* [What is required] Count the lines in the records below that contain the word "Дубенский", and give only that number.

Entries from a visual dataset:

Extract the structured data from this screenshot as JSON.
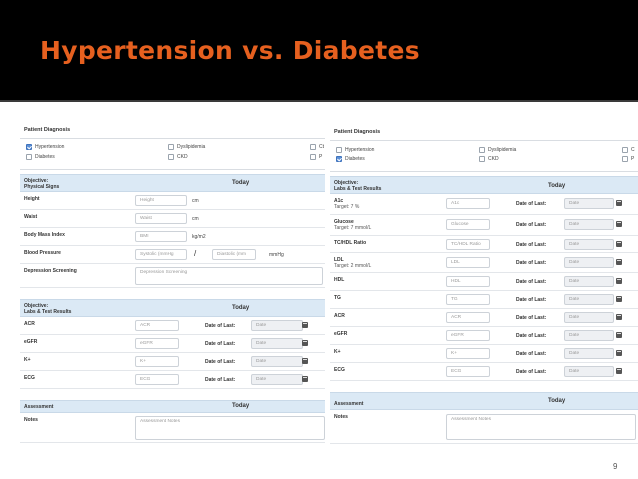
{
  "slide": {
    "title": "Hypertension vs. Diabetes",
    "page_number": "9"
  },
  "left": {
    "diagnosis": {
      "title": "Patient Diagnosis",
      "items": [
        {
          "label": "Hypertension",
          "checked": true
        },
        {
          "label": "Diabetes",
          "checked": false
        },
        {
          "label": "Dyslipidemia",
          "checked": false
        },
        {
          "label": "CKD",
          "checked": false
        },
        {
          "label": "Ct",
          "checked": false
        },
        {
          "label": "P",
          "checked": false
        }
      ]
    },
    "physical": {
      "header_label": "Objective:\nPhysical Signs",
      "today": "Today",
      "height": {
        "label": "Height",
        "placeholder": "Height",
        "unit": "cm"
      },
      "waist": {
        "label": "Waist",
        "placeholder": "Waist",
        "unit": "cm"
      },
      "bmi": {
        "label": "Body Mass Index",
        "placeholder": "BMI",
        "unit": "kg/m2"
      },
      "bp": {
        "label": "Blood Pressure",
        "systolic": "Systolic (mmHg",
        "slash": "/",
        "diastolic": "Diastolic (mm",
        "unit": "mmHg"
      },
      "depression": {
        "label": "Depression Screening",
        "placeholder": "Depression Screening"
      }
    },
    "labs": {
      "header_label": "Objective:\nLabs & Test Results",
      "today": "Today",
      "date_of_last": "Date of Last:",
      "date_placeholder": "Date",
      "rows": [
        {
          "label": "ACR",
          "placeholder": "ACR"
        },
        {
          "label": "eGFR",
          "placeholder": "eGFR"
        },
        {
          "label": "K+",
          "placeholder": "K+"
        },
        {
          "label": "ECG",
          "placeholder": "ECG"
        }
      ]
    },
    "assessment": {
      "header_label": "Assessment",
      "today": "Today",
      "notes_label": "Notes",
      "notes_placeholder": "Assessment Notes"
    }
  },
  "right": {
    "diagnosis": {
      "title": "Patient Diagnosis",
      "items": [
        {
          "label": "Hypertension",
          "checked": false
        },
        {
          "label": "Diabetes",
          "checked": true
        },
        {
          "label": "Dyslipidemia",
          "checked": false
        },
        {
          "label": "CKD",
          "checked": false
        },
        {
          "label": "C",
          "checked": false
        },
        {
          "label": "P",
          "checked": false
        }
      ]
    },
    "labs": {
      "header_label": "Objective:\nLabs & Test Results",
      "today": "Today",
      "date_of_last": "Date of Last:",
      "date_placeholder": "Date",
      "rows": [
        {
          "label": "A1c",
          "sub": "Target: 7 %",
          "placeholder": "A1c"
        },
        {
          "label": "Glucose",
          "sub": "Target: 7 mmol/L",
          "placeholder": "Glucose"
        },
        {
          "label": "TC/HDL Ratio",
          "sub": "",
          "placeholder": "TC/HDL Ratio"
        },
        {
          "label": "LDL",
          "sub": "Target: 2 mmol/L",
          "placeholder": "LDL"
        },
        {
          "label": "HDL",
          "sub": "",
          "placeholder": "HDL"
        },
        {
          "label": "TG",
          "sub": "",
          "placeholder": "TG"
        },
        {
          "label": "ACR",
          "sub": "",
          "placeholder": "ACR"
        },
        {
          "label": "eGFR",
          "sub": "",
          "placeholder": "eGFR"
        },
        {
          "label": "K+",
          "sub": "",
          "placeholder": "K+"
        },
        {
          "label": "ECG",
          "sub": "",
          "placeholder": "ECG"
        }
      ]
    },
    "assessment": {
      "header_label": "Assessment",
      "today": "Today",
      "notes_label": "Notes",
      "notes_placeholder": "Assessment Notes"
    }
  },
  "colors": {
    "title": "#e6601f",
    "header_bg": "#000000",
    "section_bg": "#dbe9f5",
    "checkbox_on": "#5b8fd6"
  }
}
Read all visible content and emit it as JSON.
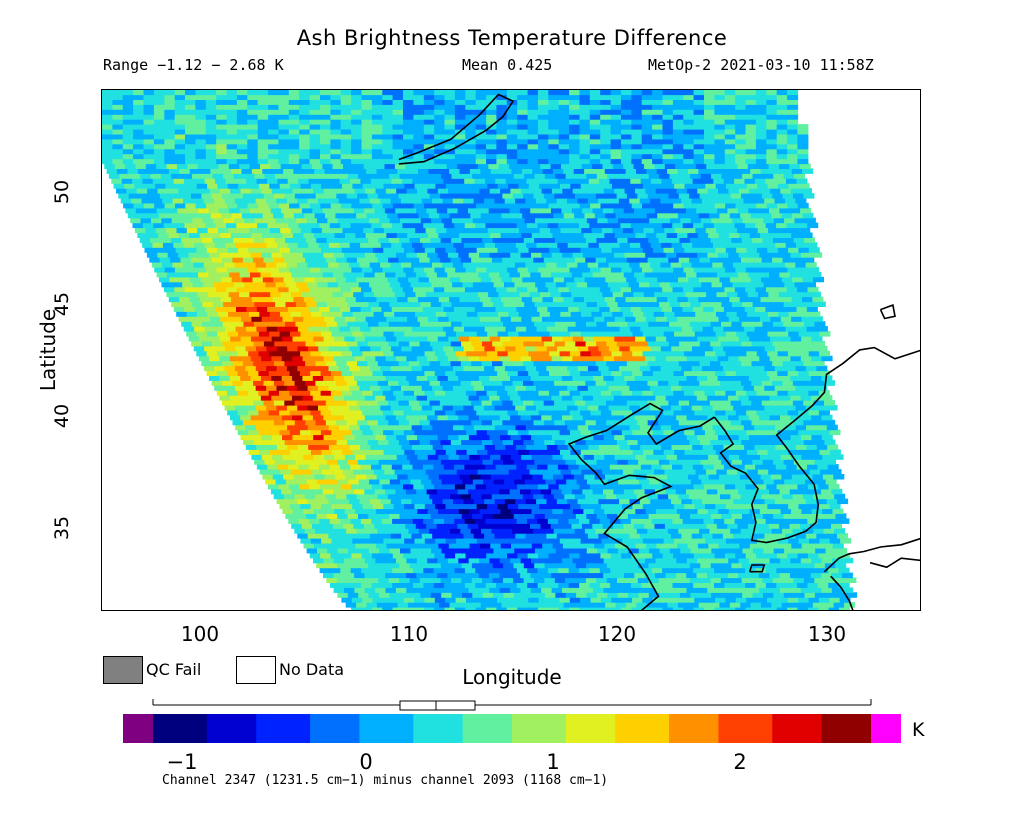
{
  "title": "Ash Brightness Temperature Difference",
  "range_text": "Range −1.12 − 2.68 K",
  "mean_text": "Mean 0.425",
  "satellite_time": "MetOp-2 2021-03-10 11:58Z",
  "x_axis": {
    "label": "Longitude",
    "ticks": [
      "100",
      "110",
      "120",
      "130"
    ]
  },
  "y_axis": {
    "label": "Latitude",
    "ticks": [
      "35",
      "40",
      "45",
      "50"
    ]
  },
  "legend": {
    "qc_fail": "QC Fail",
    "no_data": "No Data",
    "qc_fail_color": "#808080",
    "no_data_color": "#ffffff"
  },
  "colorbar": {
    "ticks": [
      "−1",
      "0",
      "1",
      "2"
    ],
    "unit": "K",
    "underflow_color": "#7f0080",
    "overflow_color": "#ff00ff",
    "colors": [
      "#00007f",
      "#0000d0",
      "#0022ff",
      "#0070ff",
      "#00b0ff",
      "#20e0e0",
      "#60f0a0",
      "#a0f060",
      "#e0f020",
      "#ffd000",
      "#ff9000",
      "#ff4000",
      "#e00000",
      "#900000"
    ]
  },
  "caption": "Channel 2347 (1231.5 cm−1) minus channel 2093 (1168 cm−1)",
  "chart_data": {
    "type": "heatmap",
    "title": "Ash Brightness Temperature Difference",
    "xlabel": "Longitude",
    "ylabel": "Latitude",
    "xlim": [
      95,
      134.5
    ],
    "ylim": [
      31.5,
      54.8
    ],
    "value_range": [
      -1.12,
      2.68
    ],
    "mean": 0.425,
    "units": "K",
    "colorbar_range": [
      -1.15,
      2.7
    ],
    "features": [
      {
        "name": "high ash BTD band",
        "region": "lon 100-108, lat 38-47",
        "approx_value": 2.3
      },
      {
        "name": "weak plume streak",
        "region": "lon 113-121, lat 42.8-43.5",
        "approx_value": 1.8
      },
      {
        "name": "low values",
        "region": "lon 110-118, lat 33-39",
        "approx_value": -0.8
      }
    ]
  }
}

--

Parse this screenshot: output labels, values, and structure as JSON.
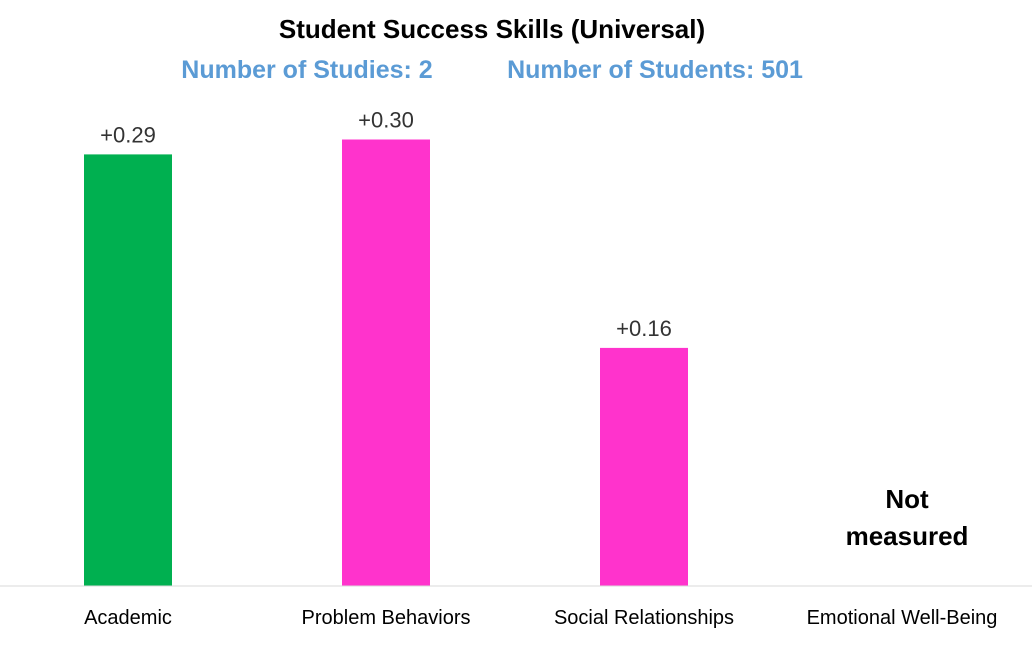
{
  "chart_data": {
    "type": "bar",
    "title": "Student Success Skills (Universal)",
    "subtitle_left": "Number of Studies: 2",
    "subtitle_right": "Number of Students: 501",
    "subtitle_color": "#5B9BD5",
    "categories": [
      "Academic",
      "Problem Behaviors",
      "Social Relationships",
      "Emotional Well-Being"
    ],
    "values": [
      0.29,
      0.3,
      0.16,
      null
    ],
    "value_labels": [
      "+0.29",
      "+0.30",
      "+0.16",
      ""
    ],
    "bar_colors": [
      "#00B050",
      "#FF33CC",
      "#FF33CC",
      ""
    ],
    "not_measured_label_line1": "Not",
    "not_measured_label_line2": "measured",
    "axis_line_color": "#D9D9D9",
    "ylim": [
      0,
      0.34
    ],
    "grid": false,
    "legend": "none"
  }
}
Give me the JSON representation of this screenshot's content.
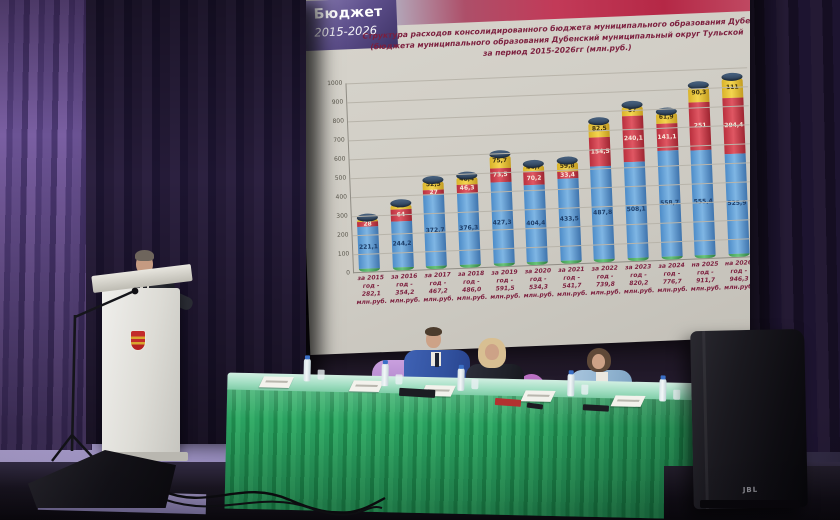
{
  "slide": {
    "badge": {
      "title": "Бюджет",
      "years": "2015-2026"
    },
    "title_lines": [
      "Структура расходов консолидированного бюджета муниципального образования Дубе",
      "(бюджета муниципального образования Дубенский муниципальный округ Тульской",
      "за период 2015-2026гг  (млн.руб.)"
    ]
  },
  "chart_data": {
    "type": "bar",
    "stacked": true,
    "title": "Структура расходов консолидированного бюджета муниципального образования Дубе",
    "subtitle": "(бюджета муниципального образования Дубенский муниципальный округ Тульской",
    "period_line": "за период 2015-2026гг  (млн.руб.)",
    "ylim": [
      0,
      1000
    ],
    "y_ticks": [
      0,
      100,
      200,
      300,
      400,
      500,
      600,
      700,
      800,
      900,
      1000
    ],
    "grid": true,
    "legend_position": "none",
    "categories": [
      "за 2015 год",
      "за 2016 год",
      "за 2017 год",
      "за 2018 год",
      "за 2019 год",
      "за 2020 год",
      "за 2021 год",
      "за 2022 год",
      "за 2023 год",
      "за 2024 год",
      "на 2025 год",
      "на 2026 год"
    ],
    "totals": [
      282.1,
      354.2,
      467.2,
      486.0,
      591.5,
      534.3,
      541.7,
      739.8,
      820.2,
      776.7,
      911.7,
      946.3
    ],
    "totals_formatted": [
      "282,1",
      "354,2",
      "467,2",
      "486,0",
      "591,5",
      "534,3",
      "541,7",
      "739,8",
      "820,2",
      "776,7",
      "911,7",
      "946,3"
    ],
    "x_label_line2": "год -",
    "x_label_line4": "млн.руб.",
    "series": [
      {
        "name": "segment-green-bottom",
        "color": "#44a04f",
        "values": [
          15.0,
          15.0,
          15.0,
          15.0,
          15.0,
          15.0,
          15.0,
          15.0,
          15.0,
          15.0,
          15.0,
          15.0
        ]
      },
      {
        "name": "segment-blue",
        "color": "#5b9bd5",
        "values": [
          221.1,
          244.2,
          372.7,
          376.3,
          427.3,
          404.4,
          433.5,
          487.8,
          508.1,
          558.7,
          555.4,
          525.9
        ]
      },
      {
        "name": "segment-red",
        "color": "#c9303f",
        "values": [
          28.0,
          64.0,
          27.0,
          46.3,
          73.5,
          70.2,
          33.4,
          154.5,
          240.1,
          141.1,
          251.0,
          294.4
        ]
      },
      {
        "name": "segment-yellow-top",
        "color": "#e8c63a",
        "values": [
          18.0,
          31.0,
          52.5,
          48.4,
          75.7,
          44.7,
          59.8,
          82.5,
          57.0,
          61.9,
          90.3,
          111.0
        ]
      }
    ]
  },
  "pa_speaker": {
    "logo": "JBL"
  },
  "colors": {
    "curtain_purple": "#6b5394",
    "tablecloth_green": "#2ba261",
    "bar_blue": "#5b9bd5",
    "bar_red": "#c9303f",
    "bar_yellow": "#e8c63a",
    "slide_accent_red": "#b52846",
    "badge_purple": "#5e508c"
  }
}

--

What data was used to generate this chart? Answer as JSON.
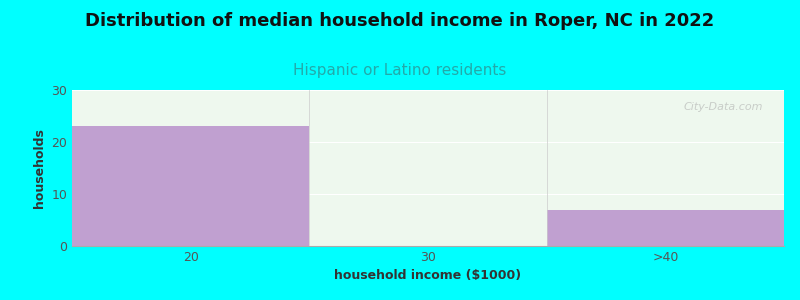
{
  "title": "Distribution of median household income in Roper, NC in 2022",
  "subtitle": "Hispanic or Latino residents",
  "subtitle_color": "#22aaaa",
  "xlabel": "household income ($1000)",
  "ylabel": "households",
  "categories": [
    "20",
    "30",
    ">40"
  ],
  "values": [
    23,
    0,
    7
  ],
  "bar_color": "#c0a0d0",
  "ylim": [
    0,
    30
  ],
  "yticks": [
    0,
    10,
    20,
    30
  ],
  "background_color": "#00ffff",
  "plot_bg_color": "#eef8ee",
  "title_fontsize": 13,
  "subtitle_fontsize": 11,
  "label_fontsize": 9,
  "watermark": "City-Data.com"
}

* [Solution to this problem] 2